Task to complete. Check every line below for the word "progress" and copy each one that has it.

Supplied records.
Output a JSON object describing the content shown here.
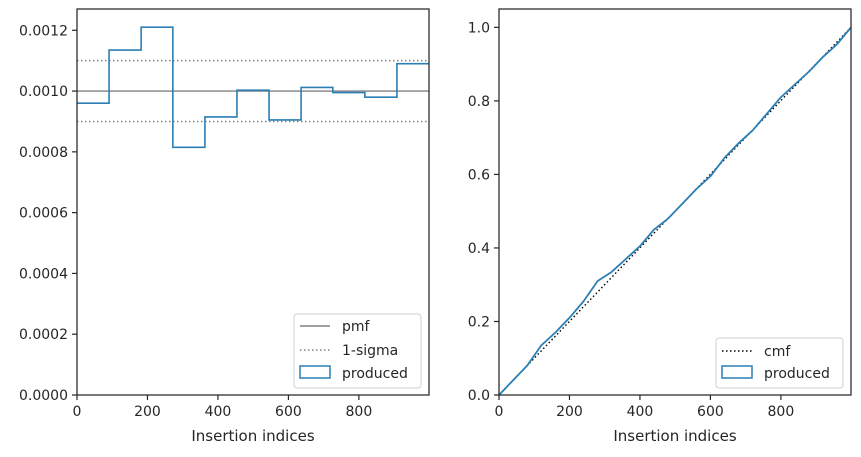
{
  "chart_data": [
    {
      "type": "step",
      "xlabel": "Insertion indices",
      "ylabel": "",
      "xlim": [
        0,
        999
      ],
      "ylim": [
        0,
        0.00127
      ],
      "xticks": [
        0,
        200,
        400,
        600,
        800
      ],
      "yticks": [
        0.0,
        0.0002,
        0.0004,
        0.0006,
        0.0008,
        0.001,
        0.0012
      ],
      "xtick_labels": [
        "0",
        "200",
        "400",
        "600",
        "800"
      ],
      "ytick_labels": [
        "0.0000",
        "0.0002",
        "0.0004",
        "0.0006",
        "0.0008",
        "0.0010",
        "0.0012"
      ],
      "legend_position": "lower-right",
      "pmf": {
        "name": "pmf",
        "value": 0.001,
        "color": "#808080"
      },
      "sigma": {
        "name": "1-sigma",
        "upper": 0.0011,
        "lower": 0.0009,
        "color": "#808080"
      },
      "produced": {
        "name": "produced",
        "color": "#2a7fb5",
        "bin_edges": [
          0,
          91,
          182,
          272,
          363,
          454,
          545,
          636,
          726,
          817,
          908,
          999
        ],
        "values": [
          0.00096,
          0.001135,
          0.00121,
          0.000815,
          0.000915,
          0.001003,
          0.000905,
          0.001012,
          0.000995,
          0.00098,
          0.00109
        ]
      }
    },
    {
      "type": "line",
      "xlabel": "Insertion indices",
      "ylabel": "",
      "xlim": [
        0,
        999
      ],
      "ylim": [
        0,
        1.05
      ],
      "xticks": [
        0,
        200,
        400,
        600,
        800
      ],
      "yticks": [
        0.0,
        0.2,
        0.4,
        0.6,
        0.8,
        1.0
      ],
      "xtick_labels": [
        "0",
        "200",
        "400",
        "600",
        "800"
      ],
      "ytick_labels": [
        "0.0",
        "0.2",
        "0.4",
        "0.6",
        "0.8",
        "1.0"
      ],
      "legend_position": "lower-right",
      "cmf": {
        "name": "cmf",
        "color": "#000000",
        "x": [
          0,
          999
        ],
        "y": [
          0,
          1
        ]
      },
      "produced": {
        "name": "produced",
        "color": "#2a7fb5",
        "x": [
          0,
          40,
          80,
          120,
          160,
          200,
          240,
          280,
          320,
          360,
          400,
          440,
          480,
          520,
          560,
          600,
          640,
          680,
          720,
          760,
          800,
          840,
          880,
          920,
          960,
          999
        ],
        "y": [
          0,
          0.04,
          0.08,
          0.135,
          0.17,
          0.21,
          0.255,
          0.31,
          0.335,
          0.37,
          0.405,
          0.45,
          0.48,
          0.52,
          0.56,
          0.595,
          0.645,
          0.685,
          0.72,
          0.765,
          0.81,
          0.845,
          0.88,
          0.92,
          0.955,
          1.0
        ]
      }
    }
  ]
}
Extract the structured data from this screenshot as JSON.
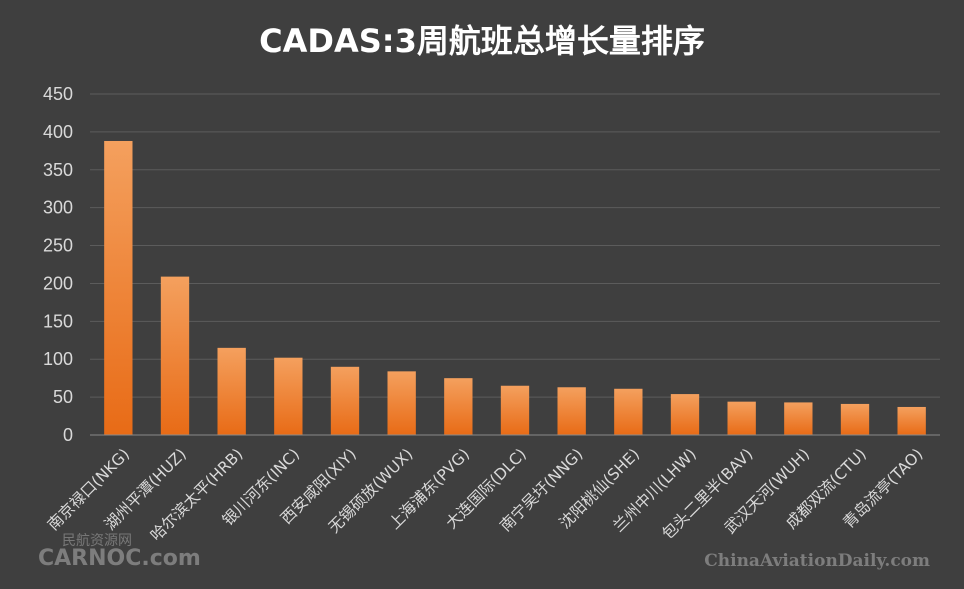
{
  "chart_data": {
    "type": "bar",
    "title": "CADAS:3周航班总增长量排序",
    "xlabel": "",
    "ylabel": "",
    "ylim": [
      0,
      450
    ],
    "yticks": [
      0,
      50,
      100,
      150,
      200,
      250,
      300,
      350,
      400,
      450
    ],
    "grid": true,
    "legend": "none",
    "bar_color_top": "#f4a05e",
    "bar_color_bottom": "#e86b16",
    "categories": [
      "南京禄口(NKG)",
      "湖州平潭(HUZ)",
      "哈尔滨太平(HRB)",
      "银川河东(INC)",
      "西安咸阳(XIY)",
      "无锡硕放(WUX)",
      "上海浦东(PVG)",
      "大连国际(DLC)",
      "南宁吴圩(NNG)",
      "沈阳桃仙(SHE)",
      "兰州中川(LHW)",
      "包头二里半(BAV)",
      "武汉天河(WUH)",
      "成都双流(CTU)",
      "青岛流亭(TAO)"
    ],
    "values": [
      388,
      209,
      115,
      102,
      90,
      84,
      75,
      65,
      63,
      61,
      54,
      44,
      43,
      41,
      37
    ]
  },
  "watermarks": {
    "left_brand": "CARNOC.com",
    "left_cn": "民航资源网",
    "right_brand": "ChinaAviationDaily.com"
  }
}
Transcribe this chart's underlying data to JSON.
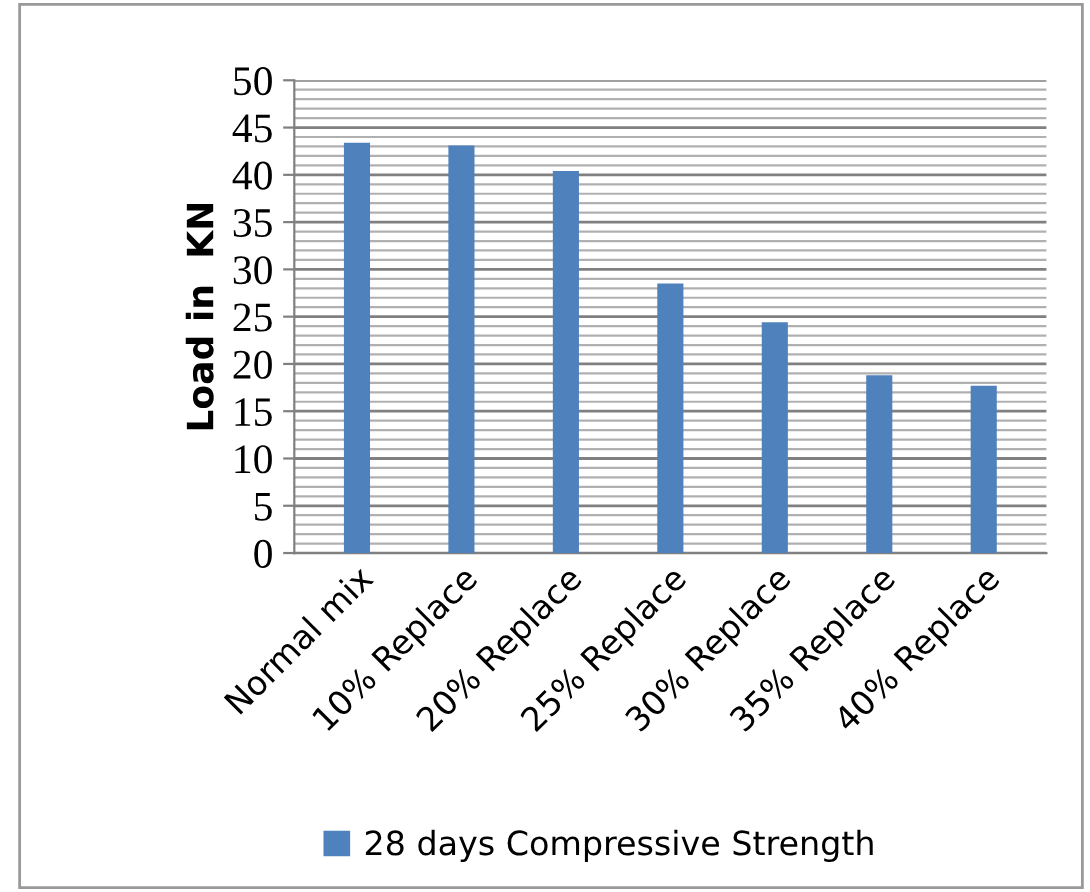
{
  "chart_data": {
    "type": "bar",
    "ylabel": "Load in  KN",
    "categories": [
      "Normal mix",
      "10% Replace",
      "20% Replace",
      "25% Replace",
      "30% Replace",
      "35% Replace",
      "40% Replace"
    ],
    "series": [
      {
        "name": "28 days Compressive Strength",
        "color": "#4f81bd",
        "values": [
          43.4,
          43.1,
          40.4,
          28.5,
          24.4,
          18.8,
          17.7
        ]
      }
    ],
    "ylim": [
      0,
      50
    ],
    "yticks": [
      0,
      5,
      10,
      15,
      20,
      25,
      30,
      35,
      40,
      45,
      50
    ],
    "grid": "y",
    "legend": "bottom"
  }
}
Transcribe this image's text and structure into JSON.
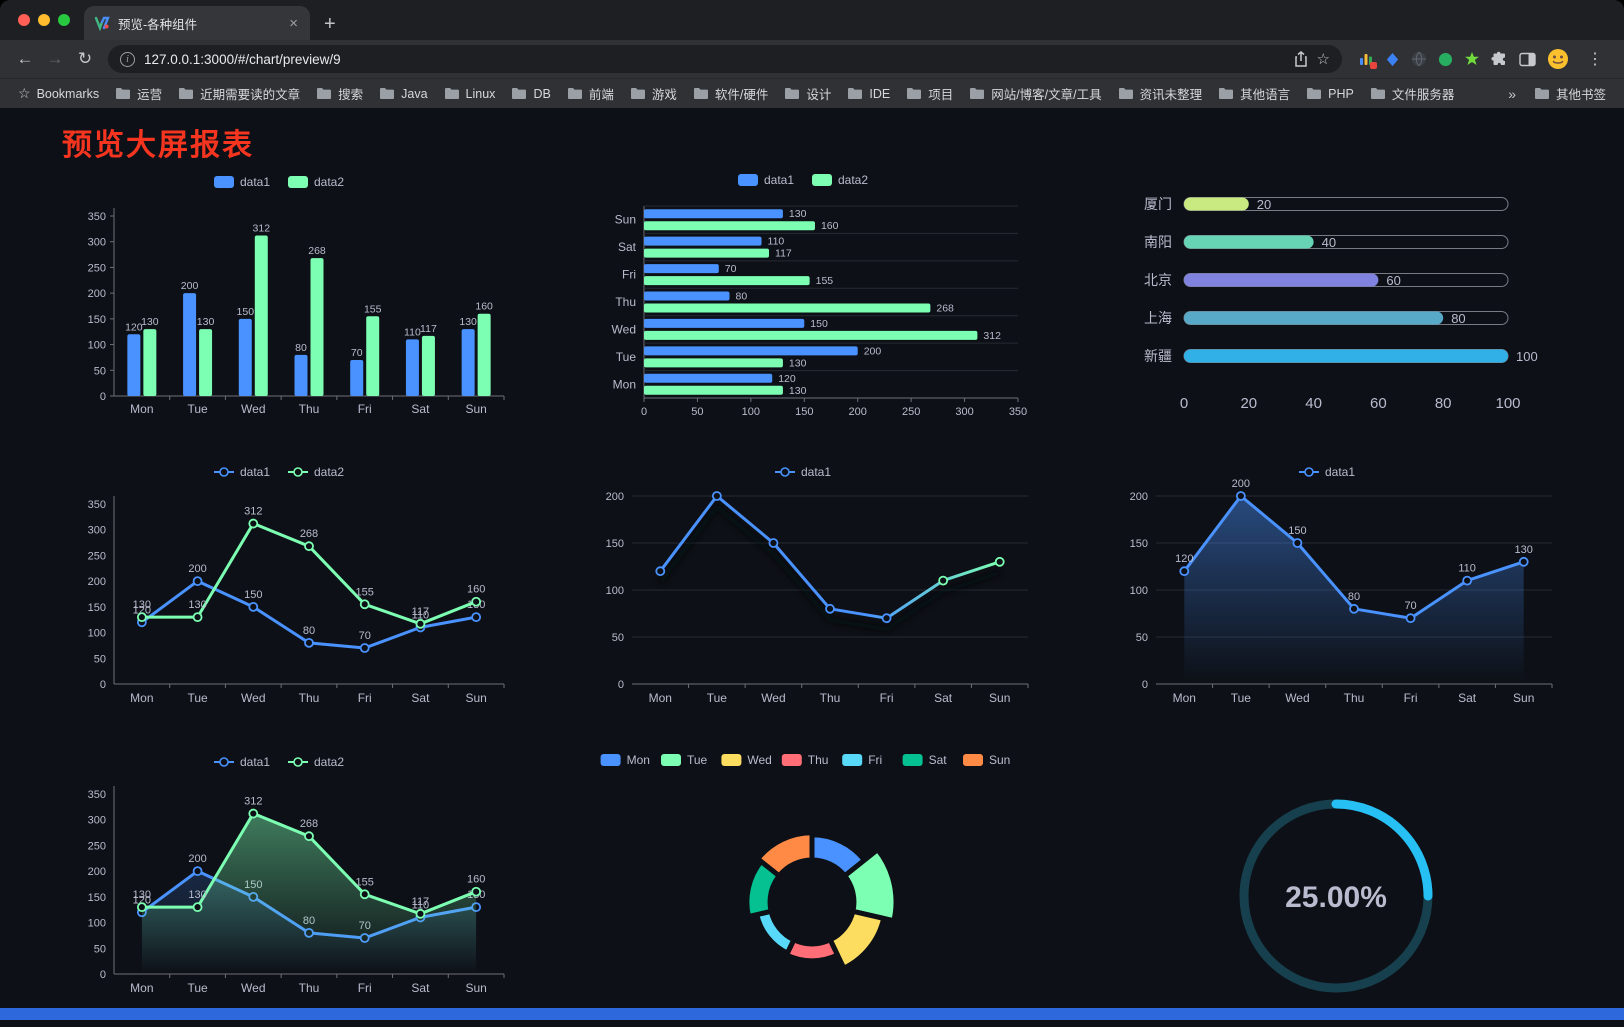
{
  "window": {
    "tab_title": "预览-各种组件",
    "url": "127.0.0.1:3000/#/chart/preview/9"
  },
  "icons": {
    "close": "×",
    "new_tab": "+",
    "back": "←",
    "forward": "→",
    "reload": "↻",
    "star": "☆",
    "menu": "⋮",
    "info": "i"
  },
  "bookmarks": {
    "label": "Bookmarks",
    "items": [
      "运营",
      "近期需要读的文章",
      "搜索",
      "Java",
      "Linux",
      "DB",
      "前端",
      "游戏",
      "软件/硬件",
      "设计",
      "IDE",
      "项目",
      "网站/博客/文章/工具",
      "资讯未整理",
      "其他语言",
      "PHP",
      "文件服务器"
    ],
    "overflow": "»",
    "other": "其他书签"
  },
  "page": {
    "title": "预览大屏报表",
    "title_color": "#f5351f",
    "background": "#0d1016",
    "bottom_bar_color": "#2d68dd"
  },
  "chart_data": [
    {
      "id": "bar-grouped",
      "type": "bar",
      "render": "vbar",
      "categories": [
        "Mon",
        "Tue",
        "Wed",
        "Thu",
        "Fri",
        "Sat",
        "Sun"
      ],
      "series": [
        {
          "name": "data1",
          "color": "#4992ff",
          "values": [
            120,
            200,
            150,
            80,
            70,
            110,
            130
          ]
        },
        {
          "name": "data2",
          "color": "#7cffb2",
          "values": [
            130,
            130,
            312,
            268,
            155,
            117,
            160
          ]
        }
      ],
      "ylim": [
        0,
        350
      ],
      "ytick": 50,
      "legend_position": "top"
    },
    {
      "id": "bar-horizontal",
      "type": "bar",
      "render": "hbar",
      "categories": [
        "Mon",
        "Tue",
        "Wed",
        "Thu",
        "Fri",
        "Sat",
        "Sun"
      ],
      "series": [
        {
          "name": "data1",
          "color": "#4992ff",
          "values": [
            120,
            200,
            150,
            80,
            70,
            110,
            130
          ]
        },
        {
          "name": "data2",
          "color": "#7cffb2",
          "values": [
            130,
            130,
            312,
            268,
            155,
            117,
            160
          ]
        }
      ],
      "xlim": [
        0,
        350
      ],
      "xtick": 50,
      "legend_position": "top"
    },
    {
      "id": "capsule-progress",
      "type": "bar",
      "render": "capsule",
      "items": [
        {
          "name": "厦门",
          "value": 20,
          "color": "#c9e981"
        },
        {
          "name": "南阳",
          "value": 40,
          "color": "#67d5b5"
        },
        {
          "name": "北京",
          "value": 60,
          "color": "#8082e0"
        },
        {
          "name": "上海",
          "value": 80,
          "color": "#58a8c8"
        },
        {
          "name": "新疆",
          "value": 100,
          "color": "#31b0e8"
        }
      ],
      "xlim": [
        0,
        100
      ],
      "ticks": [
        0,
        20,
        40,
        60,
        80,
        100
      ]
    },
    {
      "id": "line-two-series",
      "type": "line",
      "render": "line",
      "categories": [
        "Mon",
        "Tue",
        "Wed",
        "Thu",
        "Fri",
        "Sat",
        "Sun"
      ],
      "series": [
        {
          "name": "data1",
          "color": "#4992ff",
          "values": [
            120,
            200,
            150,
            80,
            70,
            110,
            130
          ]
        },
        {
          "name": "data2",
          "color": "#7cffb2",
          "values": [
            130,
            130,
            312,
            268,
            155,
            117,
            160
          ]
        }
      ],
      "ylim": [
        0,
        350
      ],
      "ytick": 50,
      "labels": true,
      "left_axis": true,
      "legend_position": "top"
    },
    {
      "id": "line-gradient",
      "type": "line",
      "render": "line",
      "categories": [
        "Mon",
        "Tue",
        "Wed",
        "Thu",
        "Fri",
        "Sat",
        "Sun"
      ],
      "series": [
        {
          "name": "data1",
          "gradient": [
            "#4992ff",
            "#7cffb2"
          ],
          "values": [
            120,
            200,
            150,
            80,
            70,
            110,
            130
          ]
        }
      ],
      "ylim": [
        0,
        200
      ],
      "ytick": 50,
      "grid": true,
      "shadow": true,
      "legend_position": "top"
    },
    {
      "id": "area-single",
      "type": "area",
      "render": "line",
      "categories": [
        "Mon",
        "Tue",
        "Wed",
        "Thu",
        "Fri",
        "Sat",
        "Sun"
      ],
      "series": [
        {
          "name": "data1",
          "color": "#4992ff",
          "values": [
            120,
            200,
            150,
            80,
            70,
            110,
            130
          ],
          "area_opacity": 0.45
        }
      ],
      "ylim": [
        0,
        200
      ],
      "ytick": 50,
      "grid": true,
      "labels": true,
      "legend_position": "top"
    },
    {
      "id": "line-area-two",
      "type": "area",
      "render": "line",
      "categories": [
        "Mon",
        "Tue",
        "Wed",
        "Thu",
        "Fri",
        "Sat",
        "Sun"
      ],
      "series": [
        {
          "name": "data1",
          "color": "#4992ff",
          "values": [
            120,
            200,
            150,
            80,
            70,
            110,
            130
          ],
          "area_opacity": 0.2
        },
        {
          "name": "data2",
          "color": "#7cffb2",
          "values": [
            130,
            130,
            312,
            268,
            155,
            117,
            160
          ],
          "area_opacity": 0.45
        }
      ],
      "ylim": [
        0,
        350
      ],
      "ytick": 50,
      "labels": true,
      "left_axis": true,
      "legend_position": "top"
    },
    {
      "id": "pie-rose",
      "type": "pie",
      "render": "rose",
      "items": [
        {
          "name": "Mon",
          "value": 120,
          "color": "#4992ff"
        },
        {
          "name": "Tue",
          "value": 200,
          "color": "#7cffb2"
        },
        {
          "name": "Wed",
          "value": 150,
          "color": "#fddd60"
        },
        {
          "name": "Thu",
          "value": 80,
          "color": "#ff6e76"
        },
        {
          "name": "Fri",
          "value": 70,
          "color": "#58d9f9"
        },
        {
          "name": "Sat",
          "value": 110,
          "color": "#05c091"
        },
        {
          "name": "Sun",
          "value": 130,
          "color": "#ff8a45"
        }
      ],
      "legend_position": "top"
    },
    {
      "id": "gauge-progress",
      "type": "pie",
      "render": "gauge",
      "value": 25,
      "label": "25.00%",
      "color": "#27c0f5",
      "track_color": "#17404f"
    }
  ]
}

Written answer.
      "id": "capsule-progress",
      "id": "gauge-progress",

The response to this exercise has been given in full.